> **Work instruction**: Below are records. Find each line in them that holds the word "text" and copy it.

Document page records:
*****

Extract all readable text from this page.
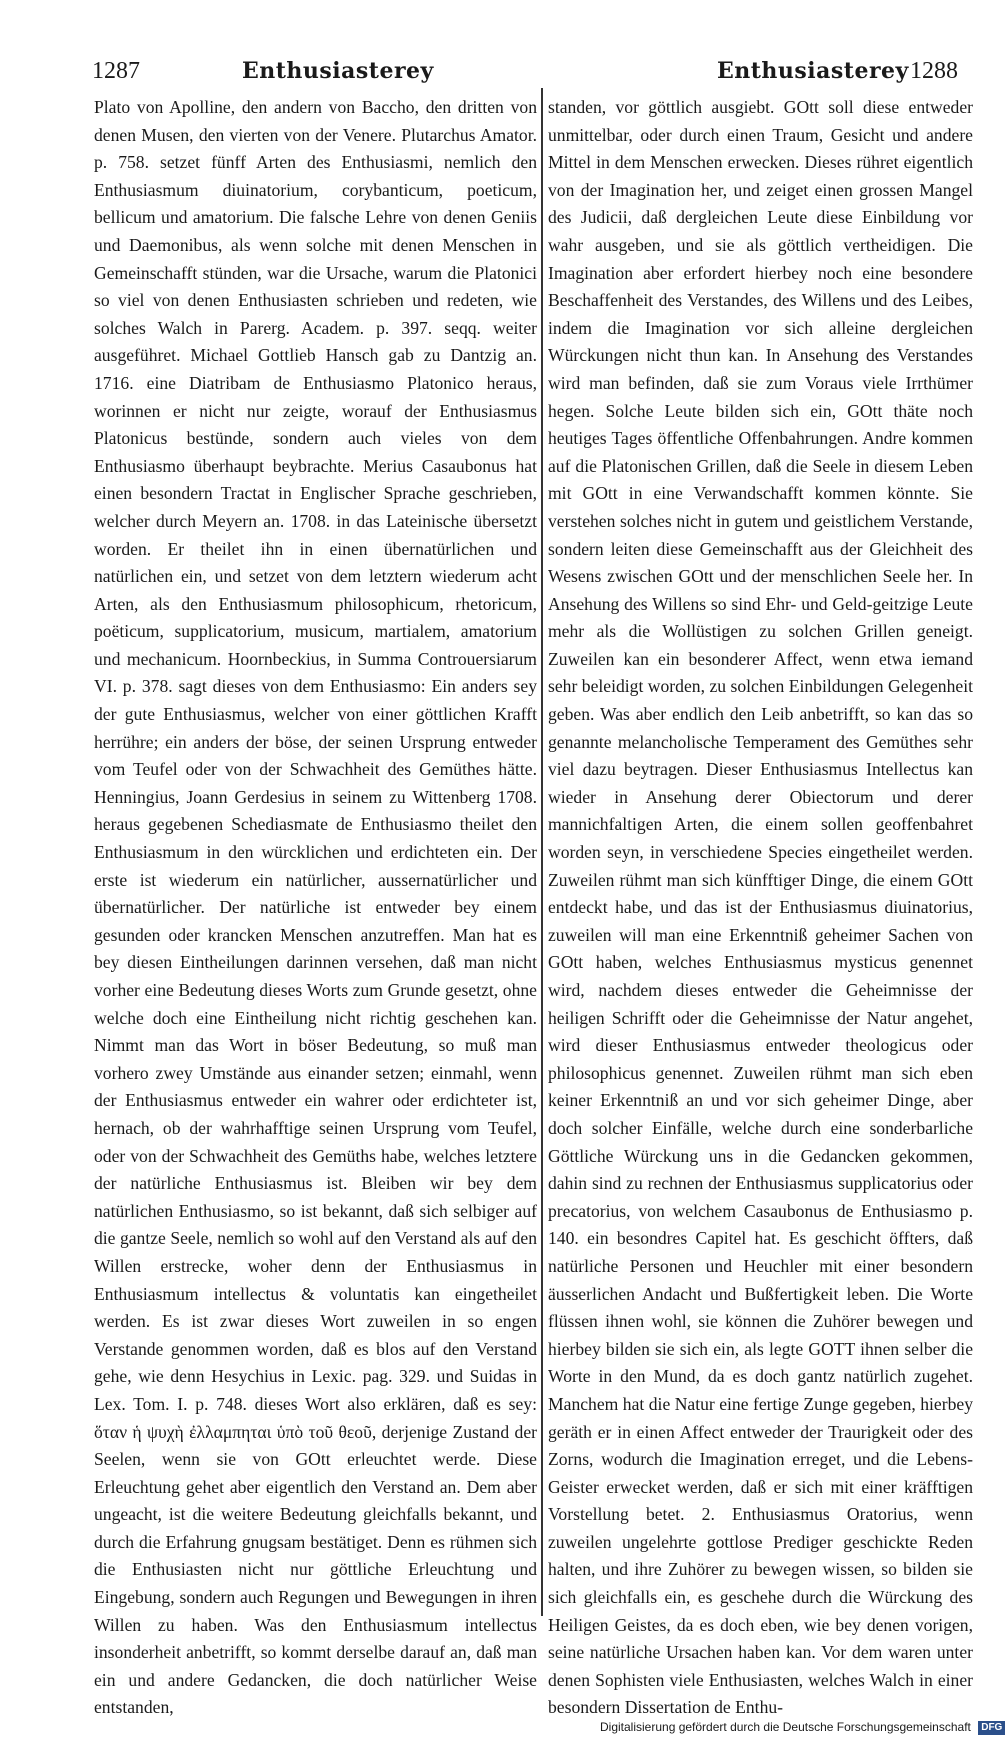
1287	Enthusiasterey	Enthusiasterey 1288

Plato von Apolline, den andern von Baccho, den dritten von denen Musen, den vierten von der Venere. Plutarchus Amator. p. 758. setzet fünff Arten des Enthusiasmi, nemlich den Enthusiasmum diuinatorium, corybanticum, poeticum, bellicum und amatorium. Die falsche Lehre von denen Geniis und Daemonibus, als wenn solche mit denen Menschen in Gemeinschafft stünden, war die Ursache, warum die Platonici so viel von denen Enthusiasten schrieben und redeten, wie solches Walch in Parerg. Academ. p. 397. seqq. weiter ausgeführet. Michael Gottlieb Hansch gab zu Dantzig an. 1716. eine Diatribam de Enthusiasmo Platonico heraus, worinnen er nicht nur zeigte, worauf der Enthusiasmus Platonicus bestünde, sondern auch vieles von dem Enthusiasmo überhaupt beybrachte. Merius Casaubonus hat einen besondern Tractat in Englischer Sprache geschrieben, welcher durch Meyern an. 1708. in das Lateinische übersetzt worden. Er theilet ihn in einen übernatürlichen und natürlichen ein, und setzet von dem letztern wiederum acht Arten, als den Enthusiasmum philosophicum, rhetoricum, poëticum, supplicatorium, musicum, martialem, amatorium und mechanicum. Hoornbeckius, in Summa Controuersiarum VI. p. 378. sagt dieses von dem Enthusiasmo: Ein anders sey der gute Enthusiasmus, welcher von einer göttlichen Krafft herrühre; ein anders der böse, der seinen Ursprung entweder vom Teufel oder von der Schwachheit des Gemüthes hätte. Henningius, Joann Gerdesius in seinem zu Wittenberg 1708. heraus gegebenen Schediasmate de Enthusiasmo theilet den Enthusiasmum in den würcklichen und erdichteten ein. Der erste ist wiederum ein natürlicher, aussernatürlicher und übernatürlicher. Der natürliche ist entweder bey einem gesunden oder krancken Menschen anzutreffen. Man hat es bey diesen Eintheilungen darinnen versehen, daß man nicht vorher eine Bedeutung dieses Worts zum Grunde gesetzt, ohne welche doch eine Eintheilung nicht richtig geschehen kan. Nimmt man das Wort in böser Bedeutung, so muß man vorhero zwey Umstände aus einander setzen; einmahl, wenn der Enthusiasmus entweder ein wahrer oder erdichteter ist, hernach, ob der wahrhafftige seinen Ursprung vom Teufel, oder von der Schwachheit des Gemüths habe, welches letztere der natürliche Enthusiasmus ist. Bleiben wir bey dem natürlichen Enthusiasmo, so ist bekannt, daß sich selbiger auf die gantze Seele, nemlich so wohl auf den Verstand als auf den Willen erstrecke, woher denn der Enthusiasmus in Enthusiasmum intellectus & voluntatis kan eingetheilet werden. Es ist zwar dieses Wort zuweilen in so engen Verstande genommen worden, daß es blos auf den Verstand gehe, wie denn Hesychius in Lexic. pag. 329. und Suidas in Lex. Tom. I. p. 748. dieses Wort also erklären, daß es sey: ὅταν ἡ ψυχὴ ἐλλαμπηται ὑπὸ τοῦ θεοῦ, derjenige Zustand der Seelen, wenn sie von GOtt erleuchtet werde. Diese Erleuchtung gehet aber eigentlich den Verstand an. Dem aber ungeacht, ist die weitere Bedeutung gleichfalls bekannt, und durch die Erfahrung gnugsam bestätiget. Denn es rühmen sich die Enthusiasten nicht nur göttliche Erleuchtung und Eingebung, sondern auch Regungen und Bewegungen in ihren Willen zu haben. Was den Enthusiasmum intellectus insonderheit anbetrifft, so kommt derselbe darauf an, daß man ein und andere Gedancken, die doch natürlicher Weise entstanden,

standen, vor göttlich ausgiebt. GOtt soll diese entweder unmittelbar, oder durch einen Traum, Gesicht und andere Mittel in dem Menschen erwecken. Dieses rühret eigentlich von der Imagination her, und zeiget einen grossen Mangel des Judicii, daß dergleichen Leute diese Einbildung vor wahr ausgeben, und sie als göttlich vertheidigen. Die Imagination aber erfordert hierbey noch eine besondere Beschaffenheit des Verstandes, des Willens und des Leibes, indem die Imagination vor sich alleine dergleichen Würckungen nicht thun kan. In Ansehung des Verstandes wird man befinden, daß sie zum Voraus viele Irrthümer hegen. Solche Leute bilden sich ein, GOtt thäte noch heutiges Tages öffentliche Offenbahrungen. Andre kommen auf die Platonischen Grillen, daß die Seele in diesem Leben mit GOtt in eine Verwandschafft kommen könnte. Sie verstehen solches nicht in gutem und geistlichem Verstande, sondern leiten diese Gemeinschafft aus der Gleichheit des Wesens zwischen GOtt und der menschlichen Seele her. In Ansehung des Willens so sind Ehr- und Geld-geitzige Leute mehr als die Wollüstigen zu solchen Grillen geneigt. Zuweilen kan ein besonderer Affect, wenn etwa iemand sehr beleidigt worden, zu solchen Einbildungen Gelegenheit geben. Was aber endlich den Leib anbetrifft, so kan das so genannte melancholische Temperament des Gemüthes sehr viel dazu beytragen. Dieser Enthusiasmus Intellectus kan wieder in Ansehung derer Obiectorum und derer mannichfaltigen Arten, die einem sollen geoffenbahret worden seyn, in verschiedene Species eingetheilet werden. Zuweilen rühmt man sich künfftiger Dinge, die einem GOtt entdeckt habe, und das ist der Enthusiasmus diuinatorius, zuweilen will man eine Erkenntniß geheimer Sachen von GOtt haben, welches Enthusiasmus mysticus genennet wird, nachdem dieses entweder die Geheimnisse der heiligen Schrifft oder die Geheimnisse der Natur angehet, wird dieser Enthusiasmus entweder theologicus oder philosophicus genennet. Zuweilen rühmt man sich eben keiner Erkenntniß an und vor sich geheimer Dinge, aber doch solcher Einfälle, welche durch eine sonderbarliche Göttliche Würckung uns in die Gedancken gekommen, dahin sind zu rechnen der Enthusiasmus supplicatorius oder precatorius, von welchem Casaubonus de Enthusiasmo p. 140. ein besondres Capitel hat. Es geschicht öffters, daß natürliche Personen und Heuchler mit einer besondern äusserlichen Andacht und Bußfertigkeit leben. Die Worte flüssen ihnen wohl, sie können die Zuhörer bewegen und hierbey bilden sie sich ein, als legte GOTT ihnen selber die Worte in den Mund, da es doch gantz natürlich zugehet. Manchem hat die Natur eine fertige Zunge gegeben, hierbey geräth er in einen Affect entweder der Traurigkeit oder des Zorns, wodurch die Imagination erreget, und die Lebens-Geister erwecket werden, daß er sich mit einer kräfftigen Vorstellung betet. 2. Enthusiasmus Oratorius, wenn zuweilen ungelehrte gottlose Prediger geschickte Reden halten, und ihre Zuhörer zu bewegen wissen, so bilden sie sich gleichfalls ein, es geschehe durch die Würckung des Heiligen Geistes, da es doch eben, wie bey denen vorigen, seine natürliche Ursachen haben kan. Vor dem waren unter denen Sophisten viele Enthusiasten, welches Walch in einer besondern Dissertation de Enthu-

Digitalisierung gefördert durch die Deutsche Forschungsgemeinschaft DFG
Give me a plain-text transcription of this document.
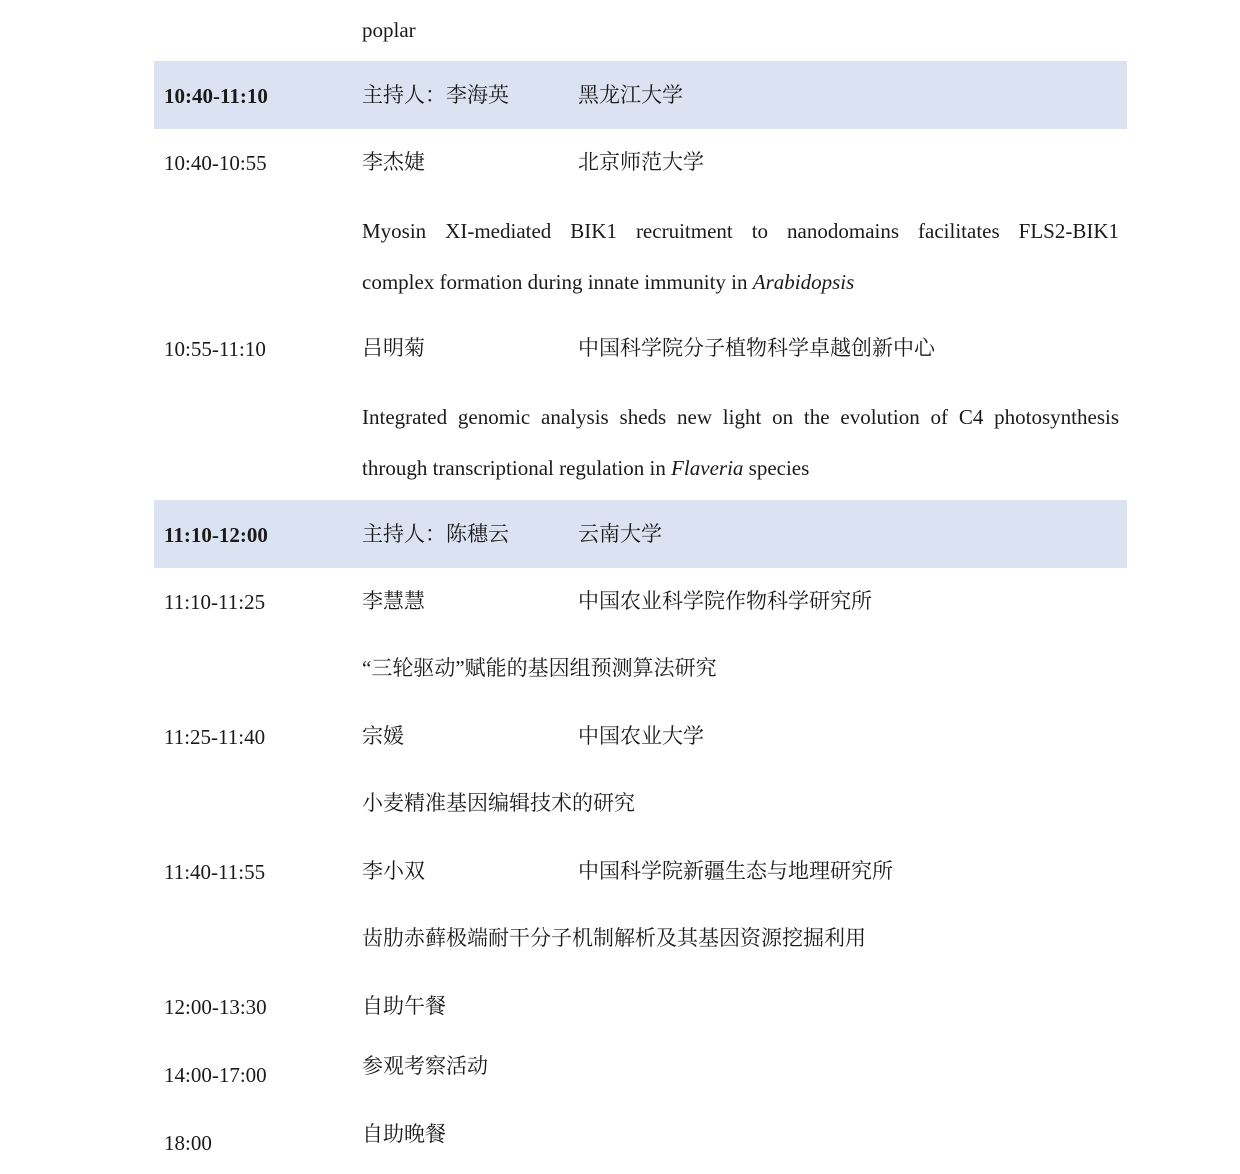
poplar
10:40-11:10	主持人：李海英	黑龙江大学
10:40-10:55	李杰婕	北京师范大学
Myosin XI-mediated BIK1 recruitment to nanodomains facilitates FLS2-BIK1
complex formation during innate immunity in Arabidopsis
10:55-11:10	吕明菊	中国科学院分子植物科学卓越创新中心
Integrated genomic analysis sheds new light on the evolution of C4 photosynthesis
through transcriptional regulation in Flaveria species
11:10-12:00	主持人：陈穗云	云南大学
11:10-11:25	李慧慧	中国农业科学院作物科学研究所
“三轮驱动”赋能的基因组预测算法研究
11:25-11:40	宗媛	中国农业大学
小麦精准基因编辑技术的研究
11:40-11:55	李小双	中国科学院新疆生态与地理研究所
齿肋赤藓极端耐干分子机制解析及其基因资源挖掘利用
12:00-13:30	自助午餐
14:00-17:00	参观考察活动
18:00	自助晚餐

*****

> **Result of this exercise**:
Extract all readable text from this page.
Give me a plain-text transcription of this document.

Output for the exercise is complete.